_What you need to do_: Write out all entries word for word.

━━━━━ Given data ━━━━━

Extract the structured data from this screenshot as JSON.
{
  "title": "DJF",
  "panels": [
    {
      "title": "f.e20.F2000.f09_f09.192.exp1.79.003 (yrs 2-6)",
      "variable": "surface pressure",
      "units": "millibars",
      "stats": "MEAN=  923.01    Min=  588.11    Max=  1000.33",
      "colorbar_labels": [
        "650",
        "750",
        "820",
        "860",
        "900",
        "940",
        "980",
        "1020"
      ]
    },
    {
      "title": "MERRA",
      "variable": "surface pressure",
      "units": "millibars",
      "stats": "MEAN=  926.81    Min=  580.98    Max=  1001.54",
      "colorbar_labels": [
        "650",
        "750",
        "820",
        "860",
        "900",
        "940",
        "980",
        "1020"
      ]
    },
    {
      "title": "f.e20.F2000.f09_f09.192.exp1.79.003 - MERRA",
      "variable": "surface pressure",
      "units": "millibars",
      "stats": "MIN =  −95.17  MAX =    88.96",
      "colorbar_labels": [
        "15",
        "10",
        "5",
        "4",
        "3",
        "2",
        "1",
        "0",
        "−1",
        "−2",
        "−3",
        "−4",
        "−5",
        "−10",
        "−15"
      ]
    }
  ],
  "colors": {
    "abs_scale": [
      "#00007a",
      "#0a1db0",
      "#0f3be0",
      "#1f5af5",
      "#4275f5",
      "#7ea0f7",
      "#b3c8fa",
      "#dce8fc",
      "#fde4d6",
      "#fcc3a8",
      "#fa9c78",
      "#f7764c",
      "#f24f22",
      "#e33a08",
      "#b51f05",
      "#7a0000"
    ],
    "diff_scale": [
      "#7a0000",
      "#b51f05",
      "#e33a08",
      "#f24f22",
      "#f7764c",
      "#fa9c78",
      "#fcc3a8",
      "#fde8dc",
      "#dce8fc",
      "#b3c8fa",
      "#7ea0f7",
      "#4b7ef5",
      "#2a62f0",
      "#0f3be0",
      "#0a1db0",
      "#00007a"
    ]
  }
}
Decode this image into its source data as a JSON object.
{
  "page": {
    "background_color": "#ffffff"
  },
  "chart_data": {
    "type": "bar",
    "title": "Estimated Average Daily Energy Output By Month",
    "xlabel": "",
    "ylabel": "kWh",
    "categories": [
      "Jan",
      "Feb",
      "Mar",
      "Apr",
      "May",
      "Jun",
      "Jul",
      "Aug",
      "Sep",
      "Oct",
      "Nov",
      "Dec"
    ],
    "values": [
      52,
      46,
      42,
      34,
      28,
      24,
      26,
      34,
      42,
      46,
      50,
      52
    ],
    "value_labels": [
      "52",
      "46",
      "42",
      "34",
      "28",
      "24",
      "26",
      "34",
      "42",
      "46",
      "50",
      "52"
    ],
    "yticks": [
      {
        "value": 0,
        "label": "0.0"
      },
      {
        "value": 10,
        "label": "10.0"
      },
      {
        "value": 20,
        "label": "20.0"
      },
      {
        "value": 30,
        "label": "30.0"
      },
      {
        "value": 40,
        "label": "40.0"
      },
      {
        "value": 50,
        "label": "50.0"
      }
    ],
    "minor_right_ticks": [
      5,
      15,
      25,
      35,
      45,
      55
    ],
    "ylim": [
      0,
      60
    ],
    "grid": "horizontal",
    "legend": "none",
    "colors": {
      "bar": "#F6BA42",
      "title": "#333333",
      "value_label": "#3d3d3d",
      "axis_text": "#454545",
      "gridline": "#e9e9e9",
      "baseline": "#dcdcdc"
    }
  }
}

━━━━━

_Answer for the task_:
Extract the structured data from this screenshot as JSON.
{
  "title": "DJF",
  "panels": [
    {
      "title": "f.e20.F2000.f09_f09.192.exp1.79.003 (yrs 2-6)",
      "variable": "surface pressure",
      "units": "millibars",
      "stats": "MEAN=  923.01    Min=  588.11    Max=  1000.33",
      "colorbar_labels": [
        "650",
        "750",
        "820",
        "860",
        "900",
        "940",
        "980",
        "1020"
      ]
    },
    {
      "title": "MERRA",
      "variable": "surface pressure",
      "units": "millibars",
      "stats": "MEAN=  926.81    Min=  580.98    Max=  1001.54",
      "colorbar_labels": [
        "650",
        "750",
        "820",
        "860",
        "900",
        "940",
        "980",
        "1020"
      ]
    },
    {
      "title": "f.e20.F2000.f09_f09.192.exp1.79.003 - MERRA",
      "variable": "surface pressure",
      "units": "millibars",
      "stats": "MIN =  −95.17  MAX =    88.96",
      "colorbar_labels": [
        "15",
        "10",
        "5",
        "4",
        "3",
        "2",
        "1",
        "0",
        "−1",
        "−2",
        "−3",
        "−4",
        "−5",
        "−10",
        "−15"
      ]
    }
  ],
  "colors": {
    "abs_scale": [
      "#00007a",
      "#0a1db0",
      "#0f3be0",
      "#1f5af5",
      "#4275f5",
      "#7ea0f7",
      "#b3c8fa",
      "#dce8fc",
      "#fde4d6",
      "#fcc3a8",
      "#fa9c78",
      "#f7764c",
      "#f24f22",
      "#e33a08",
      "#b51f05",
      "#7a0000"
    ],
    "diff_scale": [
      "#7a0000",
      "#b51f05",
      "#e33a08",
      "#f24f22",
      "#f7764c",
      "#fa9c78",
      "#fcc3a8",
      "#fde8dc",
      "#dce8fc",
      "#b3c8fa",
      "#7ea0f7",
      "#4b7ef5",
      "#2a62f0",
      "#0f3be0",
      "#0a1db0",
      "#00007a"
    ]
  }
}
Decode this image into its source data as a JSON object.
{
  "page": {
    "background_color": "#ffffff"
  },
  "chart_data": {
    "type": "bar",
    "title": "Estimated Average Daily Energy Output By Month",
    "xlabel": "",
    "ylabel": "kWh",
    "categories": [
      "Jan",
      "Feb",
      "Mar",
      "Apr",
      "May",
      "Jun",
      "Jul",
      "Aug",
      "Sep",
      "Oct",
      "Nov",
      "Dec"
    ],
    "values": [
      52,
      46,
      42,
      34,
      28,
      24,
      26,
      34,
      42,
      46,
      50,
      52
    ],
    "value_labels": [
      "52",
      "46",
      "42",
      "34",
      "28",
      "24",
      "26",
      "34",
      "42",
      "46",
      "50",
      "52"
    ],
    "yticks": [
      {
        "value": 0,
        "label": "0.0"
      },
      {
        "value": 10,
        "label": "10.0"
      },
      {
        "value": 20,
        "label": "20.0"
      },
      {
        "value": 30,
        "label": "30.0"
      },
      {
        "value": 40,
        "label": "40.0"
      },
      {
        "value": 50,
        "label": "50.0"
      }
    ],
    "minor_right_ticks": [
      5,
      15,
      25,
      35,
      45,
      55
    ],
    "ylim": [
      0,
      60
    ],
    "grid": "horizontal",
    "legend": "none",
    "colors": {
      "bar": "#F6BA42",
      "title": "#333333",
      "value_label": "#3d3d3d",
      "axis_text": "#454545",
      "gridline": "#e9e9e9",
      "baseline": "#dcdcdc"
    }
  }
}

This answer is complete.